INSTRUCTION: In your copy, include every line of the listing below exactly but none of the pictures.
== TASK MATERIAL ==
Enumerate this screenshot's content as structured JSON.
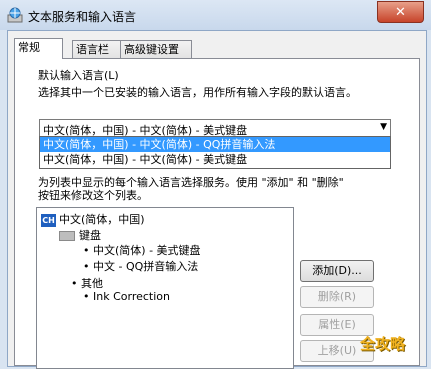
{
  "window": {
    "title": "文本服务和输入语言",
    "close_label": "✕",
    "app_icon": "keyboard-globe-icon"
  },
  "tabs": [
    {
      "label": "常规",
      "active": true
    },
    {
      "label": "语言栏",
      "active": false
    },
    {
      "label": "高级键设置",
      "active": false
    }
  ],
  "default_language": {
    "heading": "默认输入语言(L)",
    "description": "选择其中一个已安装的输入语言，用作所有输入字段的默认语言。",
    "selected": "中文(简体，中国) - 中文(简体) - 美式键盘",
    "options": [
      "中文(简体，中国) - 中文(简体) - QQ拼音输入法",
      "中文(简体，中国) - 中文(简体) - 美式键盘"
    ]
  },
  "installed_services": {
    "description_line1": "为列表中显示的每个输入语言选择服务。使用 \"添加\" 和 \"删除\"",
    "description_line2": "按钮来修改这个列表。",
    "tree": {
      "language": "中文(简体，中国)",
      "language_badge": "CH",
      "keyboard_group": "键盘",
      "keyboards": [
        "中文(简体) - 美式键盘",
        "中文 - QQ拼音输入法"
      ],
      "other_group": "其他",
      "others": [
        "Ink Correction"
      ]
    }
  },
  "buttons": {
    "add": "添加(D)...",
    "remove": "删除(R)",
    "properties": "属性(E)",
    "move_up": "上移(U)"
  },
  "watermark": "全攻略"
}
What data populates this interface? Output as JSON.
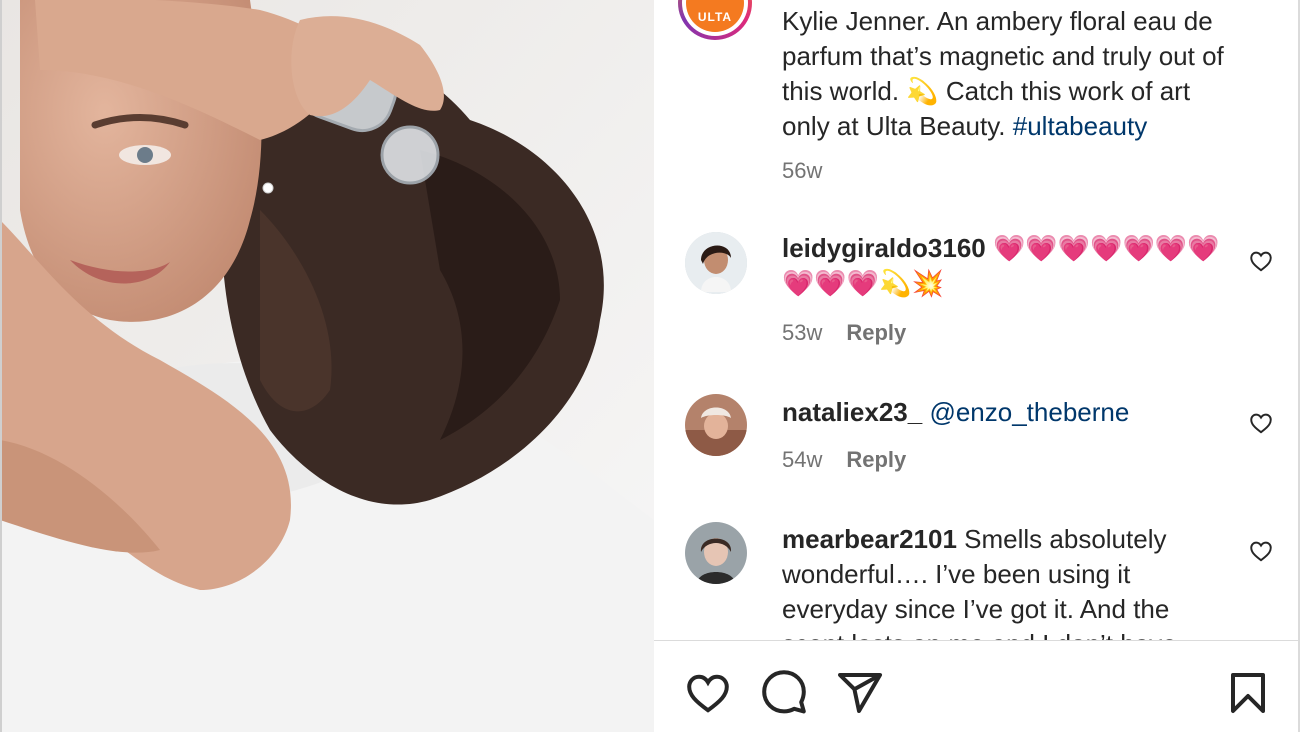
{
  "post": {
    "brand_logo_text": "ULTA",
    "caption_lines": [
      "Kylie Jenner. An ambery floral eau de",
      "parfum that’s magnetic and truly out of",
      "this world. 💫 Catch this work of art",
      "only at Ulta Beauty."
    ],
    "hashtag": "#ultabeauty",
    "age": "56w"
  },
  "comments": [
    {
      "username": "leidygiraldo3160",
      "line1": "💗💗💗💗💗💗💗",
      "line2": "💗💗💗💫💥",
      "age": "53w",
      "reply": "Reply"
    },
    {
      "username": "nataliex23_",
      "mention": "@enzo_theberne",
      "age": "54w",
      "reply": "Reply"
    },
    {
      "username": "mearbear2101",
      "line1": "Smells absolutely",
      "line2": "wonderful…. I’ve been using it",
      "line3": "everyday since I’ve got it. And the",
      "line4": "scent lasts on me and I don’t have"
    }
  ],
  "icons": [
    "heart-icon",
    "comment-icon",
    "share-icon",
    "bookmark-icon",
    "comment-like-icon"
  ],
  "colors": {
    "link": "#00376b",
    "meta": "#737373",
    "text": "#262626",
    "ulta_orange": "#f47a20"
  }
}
===
RESPONSE:
Enumerate this screenshot's content as structured JSON.
{
  "window": {
    "title": "文本服务和输入语言",
    "close_label": "✕",
    "app_icon": "keyboard-globe-icon"
  },
  "tabs": [
    {
      "label": "常规",
      "active": true
    },
    {
      "label": "语言栏",
      "active": false
    },
    {
      "label": "高级键设置",
      "active": false
    }
  ],
  "default_language": {
    "heading": "默认输入语言(L)",
    "description": "选择其中一个已安装的输入语言，用作所有输入字段的默认语言。",
    "selected": "中文(简体，中国) - 中文(简体) - 美式键盘",
    "options": [
      "中文(简体，中国) - 中文(简体) - QQ拼音输入法",
      "中文(简体，中国) - 中文(简体) - 美式键盘"
    ]
  },
  "installed_services": {
    "description_line1": "为列表中显示的每个输入语言选择服务。使用 \"添加\" 和 \"删除\"",
    "description_line2": "按钮来修改这个列表。",
    "tree": {
      "language": "中文(简体，中国)",
      "language_badge": "CH",
      "keyboard_group": "键盘",
      "keyboards": [
        "中文(简体) - 美式键盘",
        "中文 - QQ拼音输入法"
      ],
      "other_group": "其他",
      "others": [
        "Ink Correction"
      ]
    }
  },
  "buttons": {
    "add": "添加(D)...",
    "remove": "删除(R)",
    "properties": "属性(E)",
    "move_up": "上移(U)"
  },
  "watermark": "全攻略"
}
What data populates this interface? Output as JSON.
{
  "post": {
    "brand_logo_text": "ULTA",
    "caption_lines": [
      "Kylie Jenner. An ambery floral eau de",
      "parfum that’s magnetic and truly out of",
      "this world. 💫 Catch this work of art",
      "only at Ulta Beauty."
    ],
    "hashtag": "#ultabeauty",
    "age": "56w"
  },
  "comments": [
    {
      "username": "leidygiraldo3160",
      "line1": "💗💗💗💗💗💗💗",
      "line2": "💗💗💗💫💥",
      "age": "53w",
      "reply": "Reply"
    },
    {
      "username": "nataliex23_",
      "mention": "@enzo_theberne",
      "age": "54w",
      "reply": "Reply"
    },
    {
      "username": "mearbear2101",
      "line1": "Smells absolutely",
      "line2": "wonderful…. I’ve been using it",
      "line3": "everyday since I’ve got it. And the",
      "line4": "scent lasts on me and I don’t have"
    }
  ],
  "icons": [
    "heart-icon",
    "comment-icon",
    "share-icon",
    "bookmark-icon",
    "comment-like-icon"
  ],
  "colors": {
    "link": "#00376b",
    "meta": "#737373",
    "text": "#262626",
    "ulta_orange": "#f47a20"
  }
}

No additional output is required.